> **WHAT IS ASKED**
Count the lines below that contain the word "жилищных", and reply with that number alone.

> **INFORMATION SHOWN**
┄┄┄┄┄┄┄┄┄┄┄┄┄┄┄┄┄┄┄┄

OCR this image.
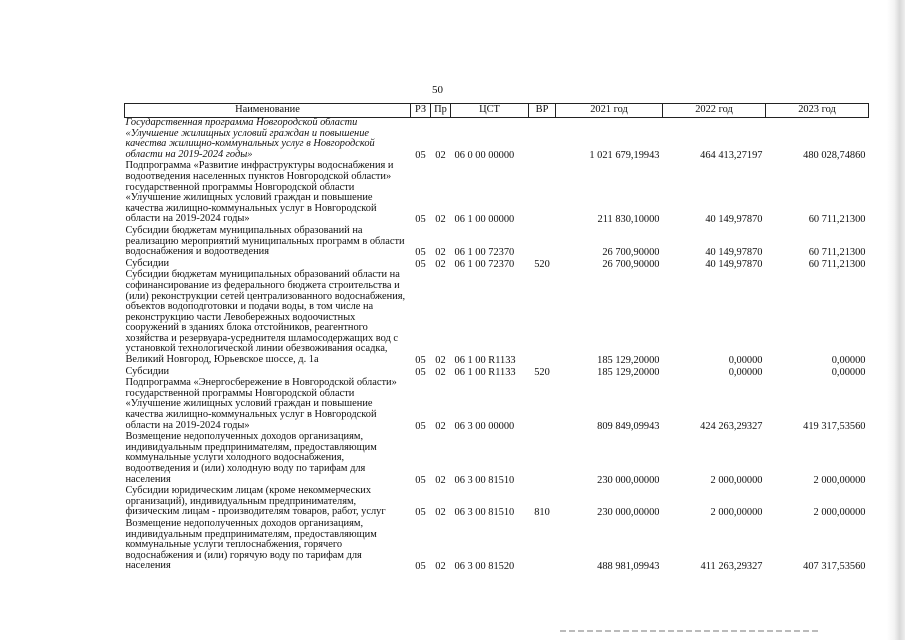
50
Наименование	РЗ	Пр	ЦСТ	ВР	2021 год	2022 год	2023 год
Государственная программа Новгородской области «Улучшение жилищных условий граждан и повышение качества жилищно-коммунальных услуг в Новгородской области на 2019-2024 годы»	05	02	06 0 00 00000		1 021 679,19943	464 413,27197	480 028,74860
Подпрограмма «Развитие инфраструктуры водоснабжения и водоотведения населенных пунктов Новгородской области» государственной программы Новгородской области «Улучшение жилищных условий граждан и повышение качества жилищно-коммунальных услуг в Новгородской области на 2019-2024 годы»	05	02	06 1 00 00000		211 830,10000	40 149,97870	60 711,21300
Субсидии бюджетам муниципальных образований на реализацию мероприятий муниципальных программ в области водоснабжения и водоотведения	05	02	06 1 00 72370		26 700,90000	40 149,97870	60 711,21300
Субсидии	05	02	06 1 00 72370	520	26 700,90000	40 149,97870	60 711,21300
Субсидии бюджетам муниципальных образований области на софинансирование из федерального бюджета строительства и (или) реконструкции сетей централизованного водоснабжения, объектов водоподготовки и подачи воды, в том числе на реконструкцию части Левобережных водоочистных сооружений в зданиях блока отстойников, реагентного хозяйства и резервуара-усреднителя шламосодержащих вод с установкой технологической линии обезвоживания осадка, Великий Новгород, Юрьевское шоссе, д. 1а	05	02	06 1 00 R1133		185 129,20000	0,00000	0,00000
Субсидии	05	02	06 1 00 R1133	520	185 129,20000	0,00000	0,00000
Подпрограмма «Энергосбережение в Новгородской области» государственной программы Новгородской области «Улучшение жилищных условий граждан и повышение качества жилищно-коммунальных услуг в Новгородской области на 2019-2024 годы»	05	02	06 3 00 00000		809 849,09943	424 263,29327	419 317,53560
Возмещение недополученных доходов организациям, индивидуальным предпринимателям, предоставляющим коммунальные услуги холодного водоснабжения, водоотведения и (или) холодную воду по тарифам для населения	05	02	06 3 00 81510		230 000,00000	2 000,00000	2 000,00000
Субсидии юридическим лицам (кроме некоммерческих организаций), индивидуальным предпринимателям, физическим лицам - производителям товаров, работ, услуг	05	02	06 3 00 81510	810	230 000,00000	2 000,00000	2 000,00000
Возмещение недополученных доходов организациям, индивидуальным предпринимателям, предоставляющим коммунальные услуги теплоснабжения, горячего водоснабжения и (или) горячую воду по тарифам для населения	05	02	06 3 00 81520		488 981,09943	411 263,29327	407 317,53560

┄┄┄┄┄┄┄┄┄┄┄┄┄┄┄┄┄┄┄┄

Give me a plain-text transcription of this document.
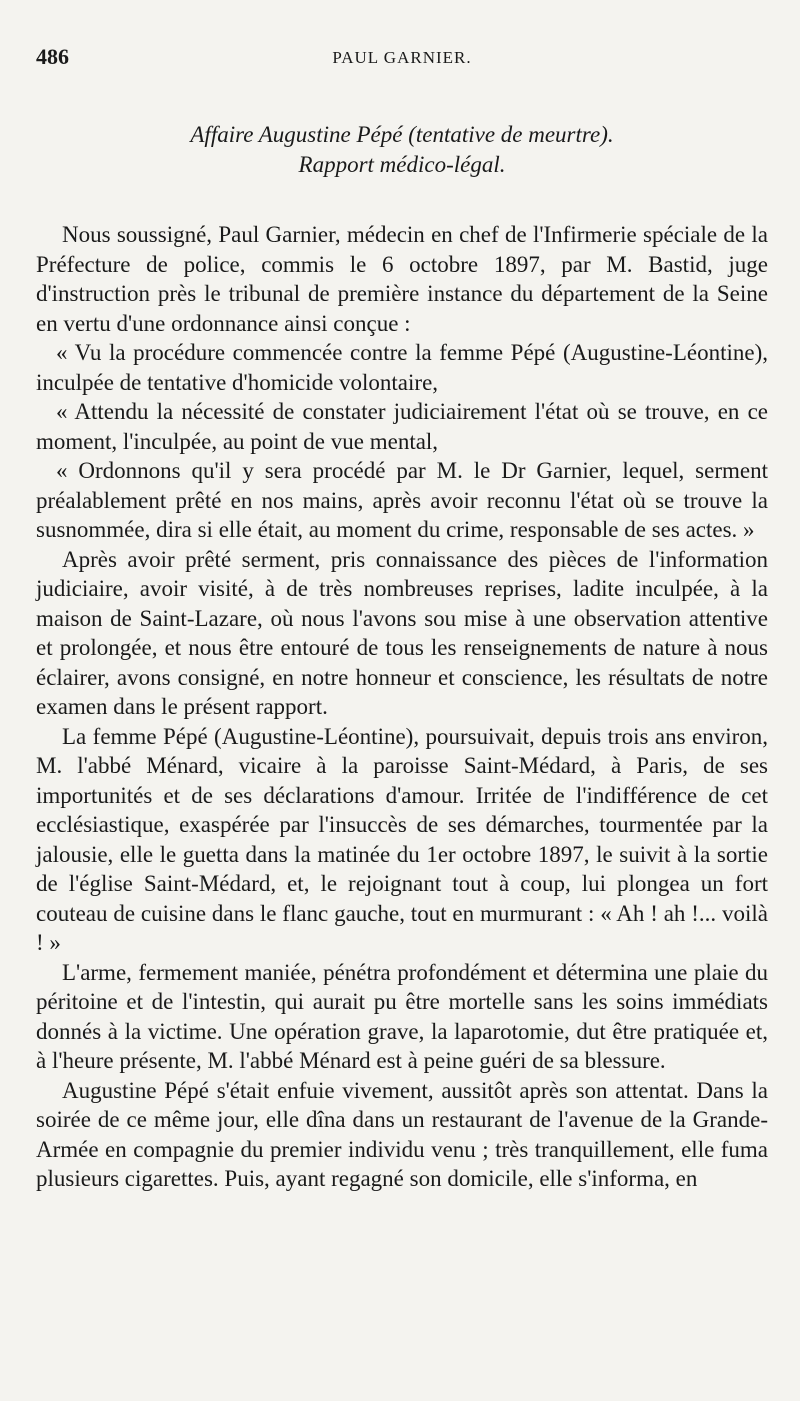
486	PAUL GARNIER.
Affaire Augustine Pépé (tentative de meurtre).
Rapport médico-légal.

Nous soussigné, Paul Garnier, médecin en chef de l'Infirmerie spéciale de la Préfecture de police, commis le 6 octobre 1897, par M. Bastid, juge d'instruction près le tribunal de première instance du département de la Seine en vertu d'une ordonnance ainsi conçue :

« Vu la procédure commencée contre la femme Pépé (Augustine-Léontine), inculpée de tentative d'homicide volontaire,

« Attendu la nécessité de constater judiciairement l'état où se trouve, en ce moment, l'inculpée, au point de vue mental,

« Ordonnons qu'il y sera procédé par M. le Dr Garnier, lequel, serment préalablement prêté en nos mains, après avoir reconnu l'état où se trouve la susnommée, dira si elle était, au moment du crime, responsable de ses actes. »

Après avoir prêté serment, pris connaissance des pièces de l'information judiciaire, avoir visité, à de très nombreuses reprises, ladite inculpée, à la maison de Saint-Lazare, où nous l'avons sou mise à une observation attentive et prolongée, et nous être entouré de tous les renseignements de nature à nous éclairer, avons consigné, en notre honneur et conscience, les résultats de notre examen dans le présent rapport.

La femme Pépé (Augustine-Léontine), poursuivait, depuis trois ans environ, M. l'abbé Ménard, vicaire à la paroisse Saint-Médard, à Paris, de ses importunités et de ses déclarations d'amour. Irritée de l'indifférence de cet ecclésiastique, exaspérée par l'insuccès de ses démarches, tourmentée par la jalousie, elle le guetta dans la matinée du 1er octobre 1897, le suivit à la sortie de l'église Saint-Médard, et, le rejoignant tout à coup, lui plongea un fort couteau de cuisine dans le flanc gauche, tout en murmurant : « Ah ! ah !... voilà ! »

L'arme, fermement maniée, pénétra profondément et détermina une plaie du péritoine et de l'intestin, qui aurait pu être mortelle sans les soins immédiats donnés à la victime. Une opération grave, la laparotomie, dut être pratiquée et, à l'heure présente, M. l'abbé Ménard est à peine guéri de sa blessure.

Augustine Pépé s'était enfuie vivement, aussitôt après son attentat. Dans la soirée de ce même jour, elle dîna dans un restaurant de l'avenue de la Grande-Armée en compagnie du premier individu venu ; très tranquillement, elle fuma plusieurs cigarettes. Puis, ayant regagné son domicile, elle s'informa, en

┄┄┄┄┄┄┄┄┄┄┄┄┄┄┄┄┄┄┄┄

> **RESPONSE TO THE TASK**
3